_Instructions to follow:_ In your copy, include every line of the listing below exactly but none of the pictures.

--- START OF Record set ---

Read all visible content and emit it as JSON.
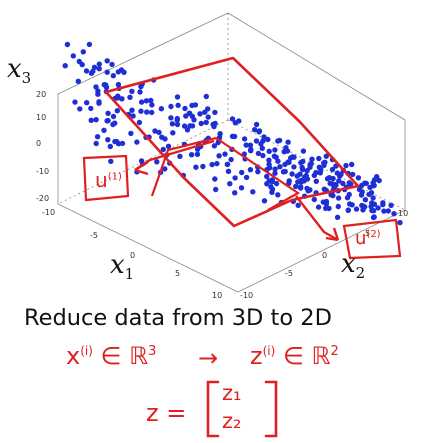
{
  "plot": {
    "axis_labels": {
      "x1": "x",
      "x1_sub": "1",
      "x2": "x",
      "x2_sub": "2",
      "x3": "x",
      "x3_sub": "3"
    },
    "z_ticks": [
      "20",
      "10",
      "0",
      "-10",
      "-20"
    ],
    "x1_ticks": [
      "-10",
      "-5",
      "0",
      "5",
      "10"
    ],
    "x2_ticks": [
      "-10",
      "-5",
      "0",
      "5",
      "10"
    ],
    "point_color": "#1f2fd6",
    "axis_color": "#888888"
  },
  "caption": "Reduce data from 3D to 2D",
  "annotations": {
    "ink_color": "#e02020",
    "u1_label": "u",
    "u1_sup": "(1)",
    "u2_label": "u",
    "u2_sup": "(2)",
    "x_i": "x",
    "x_i_sup": "(i)",
    "in_r3": "∈ ℝ",
    "r3_exp": "3",
    "arrow": "→",
    "z_i": "z",
    "z_i_sup": "(i)",
    "in_r2": "∈ ℝ",
    "r2_exp": "2",
    "z_eq": "z =",
    "z1": "z₁",
    "z2": "z₂"
  }
}
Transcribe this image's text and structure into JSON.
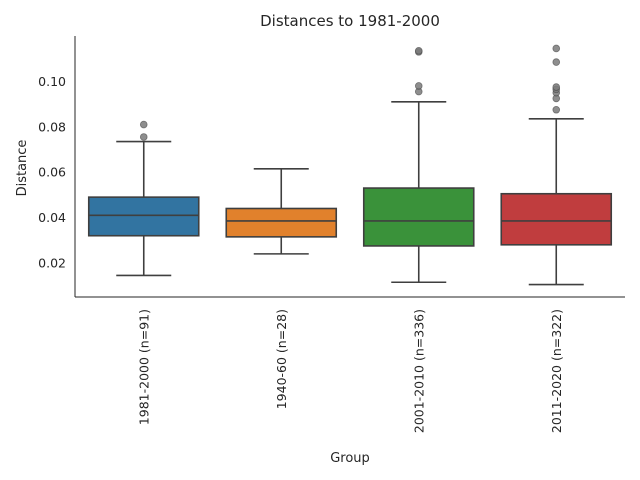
{
  "chart_data": {
    "type": "box",
    "title": "Distances to 1981-2000",
    "xlabel": "Group",
    "ylabel": "Distance",
    "ylim": [
      0.005,
      0.12
    ],
    "yticks": [
      0.02,
      0.04,
      0.06,
      0.08,
      0.1
    ],
    "ytick_labels": [
      "0.02",
      "0.04",
      "0.06",
      "0.08",
      "0.10"
    ],
    "grid": false,
    "categories": [
      "1981-2000 (n=91)",
      "1940-60 (n=28)",
      "2001-2010 (n=336)",
      "2011-2020 (n=322)"
    ],
    "boxes": [
      {
        "category": "1981-2000 (n=91)",
        "whisker_low": 0.0145,
        "q1": 0.032,
        "median": 0.041,
        "q3": 0.049,
        "whisker_high": 0.0735,
        "outliers": [
          0.0755,
          0.081
        ],
        "color": "#3274a1"
      },
      {
        "category": "1940-60 (n=28)",
        "whisker_low": 0.024,
        "q1": 0.0315,
        "median": 0.0385,
        "q3": 0.044,
        "whisker_high": 0.0615,
        "outliers": [],
        "color": "#e1812c"
      },
      {
        "category": "2001-2010 (n=336)",
        "whisker_low": 0.0115,
        "q1": 0.0275,
        "median": 0.0385,
        "q3": 0.053,
        "whisker_high": 0.091,
        "outliers": [
          0.0955,
          0.098,
          0.113,
          0.1135
        ],
        "color": "#3a923a"
      },
      {
        "category": "2011-2020 (n=322)",
        "whisker_low": 0.0105,
        "q1": 0.028,
        "median": 0.0385,
        "q3": 0.0505,
        "whisker_high": 0.0835,
        "outliers": [
          0.0875,
          0.0925,
          0.095,
          0.0965,
          0.0975,
          0.1085,
          0.1145
        ],
        "color": "#c03d3e"
      }
    ]
  }
}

--- END OF Record set ---

_Answer:_
Read all visible content and emit it as JSON.
{
  "plot": {
    "axis_labels": {
      "x1": "x",
      "x1_sub": "1",
      "x2": "x",
      "x2_sub": "2",
      "x3": "x",
      "x3_sub": "3"
    },
    "z_ticks": [
      "20",
      "10",
      "0",
      "-10",
      "-20"
    ],
    "x1_ticks": [
      "-10",
      "-5",
      "0",
      "5",
      "10"
    ],
    "x2_ticks": [
      "-10",
      "-5",
      "0",
      "5",
      "10"
    ],
    "point_color": "#1f2fd6",
    "axis_color": "#888888"
  },
  "caption": "Reduce data from 3D to 2D",
  "annotations": {
    "ink_color": "#e02020",
    "u1_label": "u",
    "u1_sup": "(1)",
    "u2_label": "u",
    "u2_sup": "(2)",
    "x_i": "x",
    "x_i_sup": "(i)",
    "in_r3": "∈ ℝ",
    "r3_exp": "3",
    "arrow": "→",
    "z_i": "z",
    "z_i_sup": "(i)",
    "in_r2": "∈ ℝ",
    "r2_exp": "2",
    "z_eq": "z =",
    "z1": "z₁",
    "z2": "z₂"
  }
}
Transcribe this image's text and structure into JSON.
{
  "chart_data": {
    "type": "box",
    "title": "Distances to 1981-2000",
    "xlabel": "Group",
    "ylabel": "Distance",
    "ylim": [
      0.005,
      0.12
    ],
    "yticks": [
      0.02,
      0.04,
      0.06,
      0.08,
      0.1
    ],
    "ytick_labels": [
      "0.02",
      "0.04",
      "0.06",
      "0.08",
      "0.10"
    ],
    "grid": false,
    "categories": [
      "1981-2000 (n=91)",
      "1940-60 (n=28)",
      "2001-2010 (n=336)",
      "2011-2020 (n=322)"
    ],
    "boxes": [
      {
        "category": "1981-2000 (n=91)",
        "whisker_low": 0.0145,
        "q1": 0.032,
        "median": 0.041,
        "q3": 0.049,
        "whisker_high": 0.0735,
        "outliers": [
          0.0755,
          0.081
        ],
        "color": "#3274a1"
      },
      {
        "category": "1940-60 (n=28)",
        "whisker_low": 0.024,
        "q1": 0.0315,
        "median": 0.0385,
        "q3": 0.044,
        "whisker_high": 0.0615,
        "outliers": [],
        "color": "#e1812c"
      },
      {
        "category": "2001-2010 (n=336)",
        "whisker_low": 0.0115,
        "q1": 0.0275,
        "median": 0.0385,
        "q3": 0.053,
        "whisker_high": 0.091,
        "outliers": [
          0.0955,
          0.098,
          0.113,
          0.1135
        ],
        "color": "#3a923a"
      },
      {
        "category": "2011-2020 (n=322)",
        "whisker_low": 0.0105,
        "q1": 0.028,
        "median": 0.0385,
        "q3": 0.0505,
        "whisker_high": 0.0835,
        "outliers": [
          0.0875,
          0.0925,
          0.095,
          0.0965,
          0.0975,
          0.1085,
          0.1145
        ],
        "color": "#c03d3e"
      }
    ]
  }
}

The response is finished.